> **WRITTEN PROBLEM**:
Copy every line of the listing exactly.

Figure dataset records
--- begin ---

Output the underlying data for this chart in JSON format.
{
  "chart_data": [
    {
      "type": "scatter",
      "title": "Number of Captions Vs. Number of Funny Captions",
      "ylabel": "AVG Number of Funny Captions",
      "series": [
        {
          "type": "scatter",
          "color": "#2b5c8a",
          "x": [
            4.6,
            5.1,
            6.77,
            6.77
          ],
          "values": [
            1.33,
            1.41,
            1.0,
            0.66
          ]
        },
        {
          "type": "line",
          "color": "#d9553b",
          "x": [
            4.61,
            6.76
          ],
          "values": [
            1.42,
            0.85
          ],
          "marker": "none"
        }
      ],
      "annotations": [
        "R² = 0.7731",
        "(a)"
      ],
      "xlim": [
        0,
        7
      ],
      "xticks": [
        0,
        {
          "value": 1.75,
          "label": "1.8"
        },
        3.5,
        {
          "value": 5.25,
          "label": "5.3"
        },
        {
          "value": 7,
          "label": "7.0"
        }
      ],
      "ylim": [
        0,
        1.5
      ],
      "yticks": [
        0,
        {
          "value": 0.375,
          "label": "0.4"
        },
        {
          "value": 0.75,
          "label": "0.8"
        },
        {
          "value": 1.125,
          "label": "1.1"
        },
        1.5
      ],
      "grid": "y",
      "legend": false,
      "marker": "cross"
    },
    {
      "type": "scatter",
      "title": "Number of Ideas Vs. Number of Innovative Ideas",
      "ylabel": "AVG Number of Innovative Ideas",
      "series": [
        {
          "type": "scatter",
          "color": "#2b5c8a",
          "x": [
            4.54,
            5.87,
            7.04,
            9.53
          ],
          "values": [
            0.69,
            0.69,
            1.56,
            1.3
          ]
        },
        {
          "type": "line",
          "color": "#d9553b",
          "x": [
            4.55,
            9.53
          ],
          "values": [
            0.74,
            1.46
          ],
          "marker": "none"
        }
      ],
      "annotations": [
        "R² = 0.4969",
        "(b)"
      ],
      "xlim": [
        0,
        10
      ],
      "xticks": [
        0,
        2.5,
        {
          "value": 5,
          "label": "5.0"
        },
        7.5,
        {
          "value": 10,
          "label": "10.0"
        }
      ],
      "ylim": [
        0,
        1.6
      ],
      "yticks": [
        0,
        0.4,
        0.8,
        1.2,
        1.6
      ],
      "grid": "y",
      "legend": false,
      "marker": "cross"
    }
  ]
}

--- end ---

> **SOLUTION TO THIS EXERCISE**:
Output the underlying data for this chart in JSON format.
{
  "chart_data": [
    {
      "type": "scatter",
      "title": "Number of Captions Vs. Number of Funny Captions",
      "ylabel": "AVG Number of Funny Captions",
      "series": [
        {
          "type": "scatter",
          "color": "#2b5c8a",
          "x": [
            4.6,
            5.1,
            6.77,
            6.77
          ],
          "values": [
            1.33,
            1.41,
            1.0,
            0.66
          ]
        },
        {
          "type": "line",
          "color": "#d9553b",
          "x": [
            4.61,
            6.76
          ],
          "values": [
            1.42,
            0.85
          ],
          "marker": "none"
        }
      ],
      "annotations": [
        "R² = 0.7731",
        "(a)"
      ],
      "xlim": [
        0,
        7
      ],
      "xticks": [
        0,
        {
          "value": 1.75,
          "label": "1.8"
        },
        3.5,
        {
          "value": 5.25,
          "label": "5.3"
        },
        {
          "value": 7,
          "label": "7.0"
        }
      ],
      "ylim": [
        0,
        1.5
      ],
      "yticks": [
        0,
        {
          "value": 0.375,
          "label": "0.4"
        },
        {
          "value": 0.75,
          "label": "0.8"
        },
        {
          "value": 1.125,
          "label": "1.1"
        },
        1.5
      ],
      "grid": "y",
      "legend": false,
      "marker": "cross"
    },
    {
      "type": "scatter",
      "title": "Number of Ideas Vs. Number of Innovative Ideas",
      "ylabel": "AVG Number of Innovative Ideas",
      "series": [
        {
          "type": "scatter",
          "color": "#2b5c8a",
          "x": [
            4.54,
            5.87,
            7.04,
            9.53
          ],
          "values": [
            0.69,
            0.69,
            1.56,
            1.3
          ]
        },
        {
          "type": "line",
          "color": "#d9553b",
          "x": [
            4.55,
            9.53
          ],
          "values": [
            0.74,
            1.46
          ],
          "marker": "none"
        }
      ],
      "annotations": [
        "R² = 0.4969",
        "(b)"
      ],
      "xlim": [
        0,
        10
      ],
      "xticks": [
        0,
        2.5,
        {
          "value": 5,
          "label": "5.0"
        },
        7.5,
        {
          "value": 10,
          "label": "10.0"
        }
      ],
      "ylim": [
        0,
        1.6
      ],
      "yticks": [
        0,
        0.4,
        0.8,
        1.2,
        1.6
      ],
      "grid": "y",
      "legend": false,
      "marker": "cross"
    }
  ]
}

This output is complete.